Selected excerpt:
▼

Proceedings under SARFAESI, Act for nonpayment of Home Loan

In this post we will discuss about a case wherein the the petitioner had obtained a house loan of Rs. 37 lakhs. Subsequently, on account of default in payment, a notice under Section 13(2)of the SARFAESI Act was issued demanding from the petitioner the defaulted amount.

Sabu Varghese George vs Authorized Officer on 16 March 2020

PETITIONER/PETITIONER:

 SABU VARGHESE GEORGE

RESPONDENTS/RESPONDENTS:

 1 AUTHORIZED OFFICER,

 HOUSING DEVELOPMENT FINANCE CORPORATION LTD. BANK

 2 A.S.GOVIND

In the present case, the petitioner had obtained a house loan of Rs. 37 lakhs on 21.03.2011 from the Housing Development Finance Corporation Ltd. in exchange for the areas of the property comprising the Uloor Village, Trivandrum Taluk as security. Subsequently, on account of default in payment, a notice, dated 18.08.2014, under Section 13(2)of the SARFAESI Act was issued demanding from the petitioner a sum of Rs. 37,44,343 as due on 31.07.2014

The petitioner then approached the court and sought some breathing time and by the judgment dated 28.10.2014, the applicant was afforded the opportunity to pay the overdue amount of Rs.9,61,291 in five monthly instalments on the condition that in case of a default, the bank would have the power to continue with proceedings under the SARFAESI Act. The petitioner failed with the direction of the court and proceedings under Section 14 of the Act were instituted. On 23.02.2015, The Authorised Officer took possession of the property and published the possession notice in the newspaper on 26.02.2015. On 17.08.2015, respondent no. 3 acquired interest in the property by virtue of the sale certificate dated 08.11.2015 and execution of registered sale deed dated 29.01.2016. Respondent no. 3 was already in possession of the said property on 08.11.2015.

▲

Task directions:
Write out the entire case note on SARFAESI proceedings for an unpaid home loan, word for word.

Entries supplied:
▼

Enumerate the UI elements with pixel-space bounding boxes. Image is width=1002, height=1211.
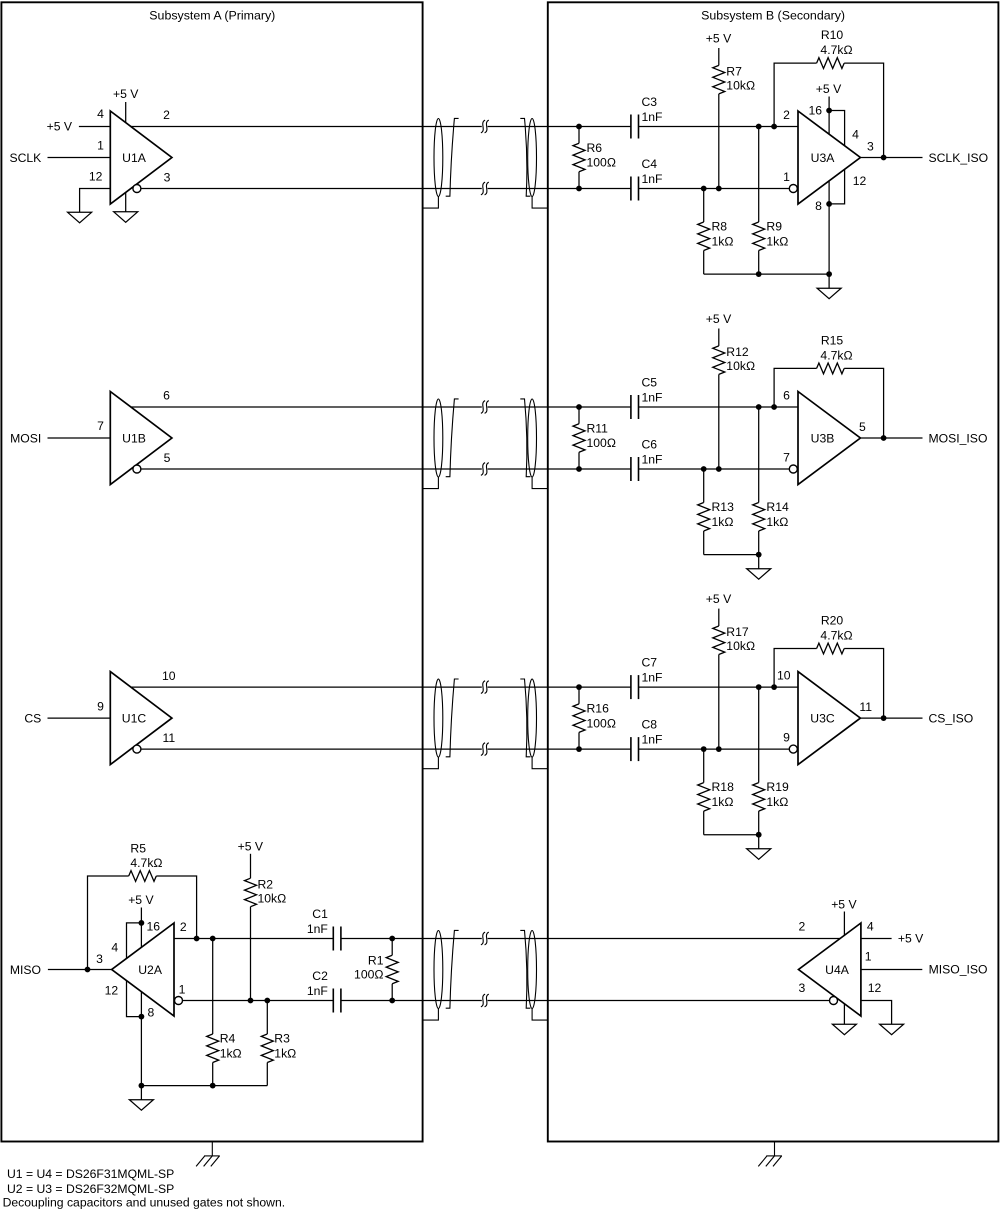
cable row4 left twist ellipse bbox=[434, 931, 443, 1009]
wire ground rail row2 bbox=[704, 554, 759, 556]
svg-text:4: 4 bbox=[97, 107, 104, 121]
resistor R6 termination bbox=[578, 127, 580, 144]
node R20 input junction bbox=[771, 684, 777, 690]
svg-text:10kΩ: 10kΩ bbox=[726, 639, 755, 653]
node R12 junction bbox=[716, 466, 722, 472]
node R5 junction bbox=[194, 936, 200, 942]
wire VCC pin 16 bbox=[828, 97, 830, 135]
wire U2A input A bbox=[174, 938, 333, 940]
wire pin 12 enable (U2A) bbox=[127, 981, 142, 1017]
resistor R5 feedback bbox=[88, 876, 129, 970]
svg-text:R2: R2 bbox=[258, 877, 274, 891]
wire pin 4 enable to +5V bbox=[79, 126, 110, 128]
svg-text:R19: R19 bbox=[766, 780, 789, 794]
cable row1 left shield drain wire bbox=[423, 197, 438, 209]
U4A inverting output bubble bbox=[830, 997, 838, 1005]
svg-text:Subsystem A (Primary): Subsystem A (Primary) bbox=[149, 9, 275, 23]
svg-text:R8: R8 bbox=[712, 220, 728, 234]
svg-text:U1B: U1B bbox=[122, 431, 146, 445]
receiver U3A bbox=[798, 111, 860, 204]
wire U3C input B bbox=[639, 748, 790, 750]
svg-text:7: 7 bbox=[97, 419, 104, 433]
svg-text:+5 V: +5 V bbox=[238, 839, 264, 853]
svg-text:C1: C1 bbox=[312, 907, 328, 921]
svg-text:2: 2 bbox=[799, 920, 806, 934]
svg-text:3: 3 bbox=[96, 952, 103, 966]
svg-text:1kΩ: 1kΩ bbox=[712, 515, 734, 529]
svg-text:+5 V: +5 V bbox=[706, 312, 732, 326]
svg-text:1kΩ: 1kΩ bbox=[766, 795, 788, 809]
svg-text:16: 16 bbox=[808, 104, 822, 118]
node pin16 junction (U2A) bbox=[139, 920, 145, 926]
driver U4A bbox=[799, 923, 861, 1016]
svg-text:6: 6 bbox=[783, 389, 790, 403]
node rail junction R14 bbox=[756, 552, 762, 558]
svg-text:CS: CS bbox=[24, 711, 41, 725]
svg-text:U3C: U3C bbox=[810, 711, 835, 725]
node R8 junction bbox=[701, 186, 707, 192]
node R13 junction bbox=[701, 466, 707, 472]
resistor R19 pulldown bbox=[758, 687, 760, 783]
svg-text:+5 V: +5 V bbox=[706, 592, 732, 606]
svg-text:4: 4 bbox=[852, 128, 859, 142]
resistor R13 pulldown bbox=[703, 469, 705, 503]
wire pin 4 enable bbox=[829, 111, 845, 146]
ground (row 2) bbox=[747, 569, 771, 580]
svg-text:+5 V: +5 V bbox=[706, 31, 732, 45]
svg-text:R9: R9 bbox=[766, 220, 782, 234]
svg-text:1nF: 1nF bbox=[307, 984, 328, 998]
wire row3 pair to caps bottom bbox=[488, 748, 631, 750]
svg-text:R16: R16 bbox=[587, 701, 610, 715]
svg-text:10: 10 bbox=[777, 669, 791, 683]
wire row1 pair to caps top bbox=[488, 126, 631, 128]
svg-text:11: 11 bbox=[162, 731, 175, 745]
wire U3A input A bbox=[639, 126, 799, 128]
svg-text:R5: R5 bbox=[130, 841, 146, 855]
wire U4A input D top bbox=[488, 938, 840, 940]
svg-text:+5 V: +5 V bbox=[831, 897, 857, 911]
cable row3 left shield arc bbox=[446, 679, 459, 757]
cable row1 left twist ellipse bbox=[434, 119, 443, 197]
ground (U1A pin 8) bbox=[114, 212, 138, 223]
capacitor C4 bbox=[630, 177, 632, 201]
wire ground rail row4 bbox=[141, 1085, 267, 1087]
svg-text:4.7kΩ: 4.7kΩ bbox=[820, 628, 852, 642]
wire break top row1 bbox=[481, 120, 485, 133]
wire pin 12 enable bbox=[829, 169, 845, 204]
wire pin 12 to ground (U4A) bbox=[861, 1001, 892, 1025]
cable row4 right twist ellipse bbox=[528, 931, 537, 1009]
ground (U2A) bbox=[129, 1100, 153, 1111]
svg-text:4.7kΩ: 4.7kΩ bbox=[820, 348, 852, 362]
wire pin 8 to ground (U4A) bbox=[843, 1004, 845, 1024]
wire pin 8 ground bbox=[828, 181, 830, 274]
svg-text:1kΩ: 1kΩ bbox=[766, 234, 788, 248]
wire U1C output Y bbox=[131, 686, 482, 688]
wire SCLK input bbox=[48, 157, 111, 159]
wire break top row4 bbox=[481, 932, 485, 945]
svg-text:4: 4 bbox=[111, 940, 118, 954]
resistor R17 pullup bbox=[718, 609, 720, 626]
wire VCC pin 16 (U2A) bbox=[140, 908, 142, 948]
cable row3 right shield arc bbox=[520, 679, 530, 757]
svg-text:1kΩ: 1kΩ bbox=[274, 1046, 296, 1060]
svg-text:R15: R15 bbox=[821, 334, 844, 348]
svg-text:4: 4 bbox=[867, 920, 874, 934]
svg-text:1: 1 bbox=[783, 170, 790, 184]
node R15 output junction bbox=[881, 435, 887, 441]
wire ground rail row3 bbox=[704, 834, 759, 836]
wire pin 8 to ground bbox=[125, 192, 127, 211]
svg-text:7: 7 bbox=[783, 451, 790, 465]
svg-text:10kΩ: 10kΩ bbox=[726, 79, 755, 93]
cable row1 left shield arc bbox=[446, 118, 459, 196]
resistor R4 pulldown bbox=[212, 939, 214, 1035]
resistor R12 pullup bbox=[718, 329, 720, 346]
wire U3A input B bbox=[639, 188, 790, 190]
svg-text:R17: R17 bbox=[726, 625, 749, 639]
driver U1B bbox=[110, 392, 172, 485]
U1B inverting output bubble bbox=[133, 465, 141, 473]
wire ground stub row2 bbox=[758, 555, 760, 569]
svg-text:R1: R1 bbox=[368, 953, 384, 967]
U2A inverting input bubble bbox=[175, 997, 183, 1005]
capacitor C1 bbox=[332, 927, 334, 951]
node R7 junction bbox=[716, 186, 722, 192]
driver U1C bbox=[110, 672, 172, 765]
node R11 top junction bbox=[576, 404, 582, 410]
svg-text:R14: R14 bbox=[766, 500, 789, 514]
capacitor C2 bbox=[332, 989, 334, 1013]
capacitor C5 bbox=[630, 395, 632, 419]
node rail junction R19 bbox=[756, 832, 762, 838]
svg-text:U3A: U3A bbox=[811, 151, 836, 165]
U3B inverting input bubble bbox=[789, 465, 797, 473]
node R19 junction bbox=[756, 684, 762, 690]
svg-text:U1C: U1C bbox=[122, 711, 147, 725]
svg-text:C6: C6 bbox=[642, 438, 658, 452]
resistor R8 pulldown bbox=[703, 189, 705, 223]
svg-text:C3: C3 bbox=[642, 95, 658, 109]
wire MOSI input bbox=[48, 437, 111, 439]
svg-text:U2A: U2A bbox=[138, 963, 163, 977]
svg-text:2: 2 bbox=[163, 108, 170, 122]
svg-text:R20: R20 bbox=[821, 614, 844, 628]
wire VCC pin 16 (U4A) bbox=[843, 912, 845, 936]
node U2A output junction bbox=[85, 967, 91, 973]
svg-text:U4A: U4A bbox=[825, 963, 850, 977]
svg-text:MOSI: MOSI bbox=[10, 431, 41, 445]
capacitor C7 bbox=[630, 675, 632, 699]
cable row2 right shield arc bbox=[520, 399, 530, 477]
svg-text:C4: C4 bbox=[642, 157, 658, 171]
wire row3 pair to caps top bbox=[488, 686, 631, 688]
ground (U4A pin 12) bbox=[880, 1024, 904, 1035]
wire pin 4 enable (U4A) bbox=[861, 938, 892, 940]
svg-text:1kΩ: 1kΩ bbox=[766, 515, 788, 529]
wire MISO output bbox=[48, 969, 112, 971]
svg-text:+5 V: +5 V bbox=[128, 893, 154, 907]
wire ground stub row3 bbox=[758, 835, 760, 849]
U1C inverting output bubble bbox=[133, 745, 141, 753]
svg-text:3: 3 bbox=[164, 170, 171, 184]
wire pin 12 to ground bbox=[80, 189, 111, 213]
svg-text:U1 = U4 = DS26F31MQML-SP: U1 = U4 = DS26F31MQML-SP bbox=[7, 1167, 174, 1181]
wire U3B input B bbox=[639, 468, 790, 470]
svg-text:R13: R13 bbox=[712, 500, 735, 514]
wire CS input bbox=[48, 717, 111, 719]
wire row2 pair to caps bottom bbox=[488, 468, 631, 470]
svg-text:1nF: 1nF bbox=[642, 733, 663, 747]
cable row3 right shield drain wire bbox=[532, 757, 548, 769]
node R17 junction bbox=[716, 746, 722, 752]
node R20 output junction bbox=[881, 715, 887, 721]
cable row1 right twist ellipse bbox=[528, 119, 537, 197]
svg-text:8: 8 bbox=[148, 1006, 155, 1020]
node R1 top junction bbox=[389, 936, 395, 942]
svg-text:MISO: MISO bbox=[10, 963, 41, 977]
svg-text:6: 6 bbox=[163, 389, 170, 403]
svg-text:MOSI_ISO: MOSI_ISO bbox=[929, 431, 988, 445]
svg-text:9: 9 bbox=[783, 731, 790, 745]
svg-text:1kΩ: 1kΩ bbox=[712, 795, 734, 809]
wire U1A output Z bbox=[141, 188, 482, 190]
svg-text:1nF: 1nF bbox=[642, 671, 663, 685]
ground (row 3) bbox=[747, 849, 771, 860]
wire break top row3 bbox=[481, 681, 485, 694]
svg-text:C2: C2 bbox=[312, 969, 328, 983]
node rail junction R4 bbox=[210, 1083, 216, 1089]
svg-text:8: 8 bbox=[815, 199, 822, 213]
svg-text:5: 5 bbox=[164, 451, 171, 465]
node R15 input junction bbox=[771, 404, 777, 410]
wire U3A output bbox=[860, 157, 922, 159]
U1A inverting output bubble bbox=[133, 185, 141, 193]
resistor R20 feedback bbox=[774, 649, 817, 688]
resistor R18 pulldown bbox=[703, 749, 705, 783]
svg-text:C7: C7 bbox=[642, 656, 658, 670]
svg-text:2: 2 bbox=[180, 920, 187, 934]
resistor R11 termination bbox=[578, 407, 580, 424]
receiver U3B bbox=[798, 392, 860, 485]
svg-text:CS_ISO: CS_ISO bbox=[929, 711, 974, 725]
U3C inverting input bubble bbox=[789, 745, 797, 753]
svg-text:Subsystem B (Secondary): Subsystem B (Secondary) bbox=[701, 9, 845, 23]
svg-text:1nF: 1nF bbox=[642, 453, 663, 467]
svg-text:3: 3 bbox=[799, 981, 806, 995]
wire row1 pair to caps bottom bbox=[488, 188, 631, 190]
node R11 bottom junction bbox=[576, 466, 582, 472]
wire U3C output bbox=[860, 717, 922, 719]
svg-text:+5 V: +5 V bbox=[898, 932, 924, 946]
wire U1B output Z bbox=[141, 468, 482, 470]
svg-text:+5 V: +5 V bbox=[113, 87, 139, 101]
cable row3 left shield drain wire bbox=[423, 757, 438, 769]
node R4 junction bbox=[210, 936, 216, 942]
svg-text:1: 1 bbox=[179, 983, 186, 997]
svg-text:1: 1 bbox=[97, 139, 104, 153]
node R10 input junction bbox=[771, 124, 777, 130]
chassis ground (subsystem A) bbox=[211, 1142, 213, 1156]
resistor R10 feedback bbox=[774, 63, 817, 126]
cable row4 left shield drain wire bbox=[423, 1009, 438, 1021]
node R1 bottom junction bbox=[389, 998, 395, 1004]
resistor R3 pulldown bbox=[266, 1001, 268, 1035]
node rail junction R9 bbox=[756, 271, 762, 277]
chassis ground (subsystem B) bbox=[774, 1142, 776, 1156]
cable row4 right shield drain wire bbox=[532, 1009, 548, 1021]
svg-text:12: 12 bbox=[853, 174, 867, 188]
svg-text:R7: R7 bbox=[726, 65, 742, 79]
svg-text:1nF: 1nF bbox=[307, 922, 328, 936]
cable row1 right shield arc bbox=[520, 118, 530, 196]
svg-text:10: 10 bbox=[162, 669, 176, 683]
svg-text:3: 3 bbox=[867, 140, 874, 154]
wire ground rail row1 bbox=[704, 273, 829, 275]
svg-text:SCLK_ISO: SCLK_ISO bbox=[929, 151, 989, 165]
node R6 bottom junction bbox=[576, 186, 582, 192]
svg-text:C5: C5 bbox=[642, 376, 658, 390]
svg-text:1: 1 bbox=[865, 950, 872, 964]
svg-text:12: 12 bbox=[105, 983, 119, 997]
svg-text:12: 12 bbox=[868, 981, 882, 995]
node R2 junction bbox=[248, 998, 254, 1004]
wire VCC pin 16 bbox=[125, 102, 127, 123]
subsystem B box bbox=[548, 2, 999, 1141]
wire U3B input A bbox=[639, 406, 799, 408]
svg-text:R12: R12 bbox=[726, 345, 749, 359]
wire ground stub row4 bbox=[140, 1086, 142, 1100]
cable row1 right shield drain wire bbox=[532, 197, 548, 209]
svg-text:R11: R11 bbox=[587, 421, 609, 435]
cable row2 right twist ellipse bbox=[528, 399, 537, 477]
resistor R2 pullup bbox=[250, 854, 252, 878]
wire break bottom row4 bbox=[481, 994, 485, 1007]
node R3 junction bbox=[264, 998, 270, 1004]
svg-text:100Ω: 100Ω bbox=[587, 716, 616, 730]
cable row4 left shield arc bbox=[446, 930, 459, 1008]
resistor R7 pullup bbox=[718, 48, 720, 65]
svg-text:4.7kΩ: 4.7kΩ bbox=[820, 43, 852, 57]
node pin16 junction bbox=[826, 108, 832, 114]
cable row3 left twist ellipse bbox=[434, 679, 443, 757]
node R9 junction bbox=[756, 124, 762, 130]
wire C2 to cable bbox=[341, 1000, 482, 1002]
svg-text:5: 5 bbox=[859, 420, 866, 434]
capacitor C3 bbox=[630, 115, 632, 139]
wire break bottom row1 bbox=[481, 182, 485, 195]
svg-text:R10: R10 bbox=[821, 28, 844, 42]
svg-text:100Ω: 100Ω bbox=[587, 436, 616, 450]
wire U1B output Y bbox=[131, 406, 482, 408]
node rail junction pin8 bbox=[826, 271, 832, 277]
node R10 output junction bbox=[881, 155, 887, 161]
wire ground stub bbox=[828, 274, 830, 288]
svg-text:1kΩ: 1kΩ bbox=[712, 234, 734, 248]
svg-text:10kΩ: 10kΩ bbox=[258, 891, 287, 905]
svg-text:R4: R4 bbox=[220, 1032, 236, 1046]
wire U1A output Y bbox=[131, 126, 482, 128]
resistor R15 feedback bbox=[774, 368, 817, 407]
svg-text:C8: C8 bbox=[642, 718, 658, 732]
svg-text:U3B: U3B bbox=[811, 431, 835, 445]
ground (U4A pin 8) bbox=[832, 1024, 856, 1035]
ground (U3A) bbox=[817, 288, 841, 299]
node rail junction pin8 (U2A) bbox=[139, 1083, 145, 1089]
wire U4A input to bubble bbox=[488, 1000, 831, 1002]
svg-text:12: 12 bbox=[89, 169, 103, 183]
cable row2 left twist ellipse bbox=[434, 399, 443, 477]
ground (U1A pin 12) bbox=[68, 212, 92, 223]
svg-text:9: 9 bbox=[97, 699, 104, 713]
wire pin 4 enable (U2A) bbox=[127, 923, 142, 959]
svg-text:100Ω: 100Ω bbox=[354, 967, 383, 981]
svg-text:11: 11 bbox=[859, 700, 872, 714]
node R14 junction bbox=[756, 404, 762, 410]
resistor R14 pulldown bbox=[758, 407, 760, 503]
cable row3 right twist ellipse bbox=[528, 679, 537, 757]
wire U1C output Z bbox=[141, 748, 482, 750]
svg-text:100Ω: 100Ω bbox=[587, 156, 616, 170]
svg-text:+5 V: +5 V bbox=[816, 82, 842, 96]
capacitor C6 bbox=[630, 457, 632, 481]
svg-text:SCLK: SCLK bbox=[9, 151, 41, 165]
svg-text:2: 2 bbox=[783, 108, 790, 122]
wire U3C input A bbox=[639, 686, 799, 688]
node R16 bottom junction bbox=[576, 746, 582, 752]
receiver U3C bbox=[798, 672, 860, 765]
subsystem A box bbox=[1, 2, 422, 1141]
node pin8 junction bbox=[826, 201, 832, 207]
wire break top row2 bbox=[481, 401, 485, 414]
wire U2A input B bbox=[183, 1000, 334, 1002]
node pin8 junction (U2A) bbox=[139, 1014, 145, 1020]
node R18 junction bbox=[701, 746, 707, 752]
receiver U2A bbox=[112, 923, 174, 1016]
wire U4A input pin 1 bbox=[861, 969, 922, 971]
svg-text:R6: R6 bbox=[587, 141, 603, 155]
wire break bottom row3 bbox=[481, 743, 485, 756]
svg-text:1nF: 1nF bbox=[642, 391, 663, 405]
node R16 top junction bbox=[576, 684, 582, 690]
U3A inverting input bubble bbox=[789, 185, 797, 193]
svg-text:1nF: 1nF bbox=[642, 110, 663, 124]
svg-text:R3: R3 bbox=[274, 1032, 290, 1046]
svg-text:R18: R18 bbox=[712, 780, 735, 794]
svg-text:1nF: 1nF bbox=[642, 172, 663, 186]
cable row2 left shield drain wire bbox=[423, 477, 438, 489]
svg-text:4.7kΩ: 4.7kΩ bbox=[130, 856, 162, 870]
driver U1A bbox=[110, 111, 172, 204]
cable row2 right shield drain wire bbox=[532, 477, 548, 489]
svg-text:U2 = U3 = DS26F32MQML-SP: U2 = U3 = DS26F32MQML-SP bbox=[7, 1182, 174, 1196]
svg-text:16: 16 bbox=[147, 920, 161, 934]
node R6 top junction bbox=[576, 124, 582, 130]
svg-text:U1A: U1A bbox=[122, 151, 147, 165]
svg-text:+5 V: +5 V bbox=[47, 119, 73, 133]
cable row2 left shield arc bbox=[446, 399, 459, 477]
svg-text:Decoupling capacitors and unus: Decoupling capacitors and unused gates n… bbox=[3, 1195, 286, 1209]
wire U3B output bbox=[860, 437, 922, 439]
capacitor C8 bbox=[630, 737, 632, 761]
wire break bottom row2 bbox=[481, 463, 485, 476]
wire C1 to cable bbox=[341, 938, 482, 940]
svg-text:10kΩ: 10kΩ bbox=[726, 359, 755, 373]
resistor R16 termination bbox=[578, 687, 580, 704]
wire row2 pair to caps top bbox=[488, 406, 631, 408]
wire pin 8 ground (U2A) bbox=[140, 992, 142, 1086]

▲

Task output:
Proceedings under SARFAESI, Act for nonpayment of Home Loan

In this post we will discuss about a case wherein the the petitioner had obtained a house loan of Rs. 37 lakhs. Subsequently, on account of default in payment, a notice under Section 13(2)of the SARFAESI Act was issued demanding from the petitioner the defaulted amount.

Sabu Varghese George vs Authorized Officer on 16 March 2020

PETITIONER/PETITIONER:

 SABU VARGHESE GEORGE

RESPONDENTS/RESPONDENTS:

 1 AUTHORIZED OFFICER,

 HOUSING DEVELOPMENT FINANCE CORPORATION LTD. BANK

 2 A.S.GOVIND

In the present case, the petitioner had obtained a house loan of Rs. 37 lakhs on 21.03.2011 from the Housing Development Finance Corporation Ltd. in exchange for the areas of the property comprising the Uloor Village, Trivandrum Taluk as security. Subsequently, on account of default in payment, a notice, dated 18.08.2014, under Section 13(2)of the SARFAESI Act was issued demanding from the petitioner a sum of Rs. 37,44,343 as due on 31.07.2014

The petitioner then approached the court and sought some breathing time and by the judgment dated 28.10.2014, the applicant was afforded the opportunity to pay the overdue amount of Rs.9,61,291 in five monthly instalments on the condition that in case of a default, the bank would have the power to continue with proceedings under the SARFAESI Act. The petitioner failed with the direction of the court and proceedings under Section 14 of the Act were instituted. On 23.02.2015, The Authorised Officer took possession of the property and published the possession notice in the newspaper on 26.02.2015. On 17.08.2015, respondent no. 3 acquired interest in the property by virtue of the sale certificate dated 08.11.2015 and execution of registered sale deed dated 29.01.2016. Respondent no. 3 was already in possession of the said property on 08.11.2015.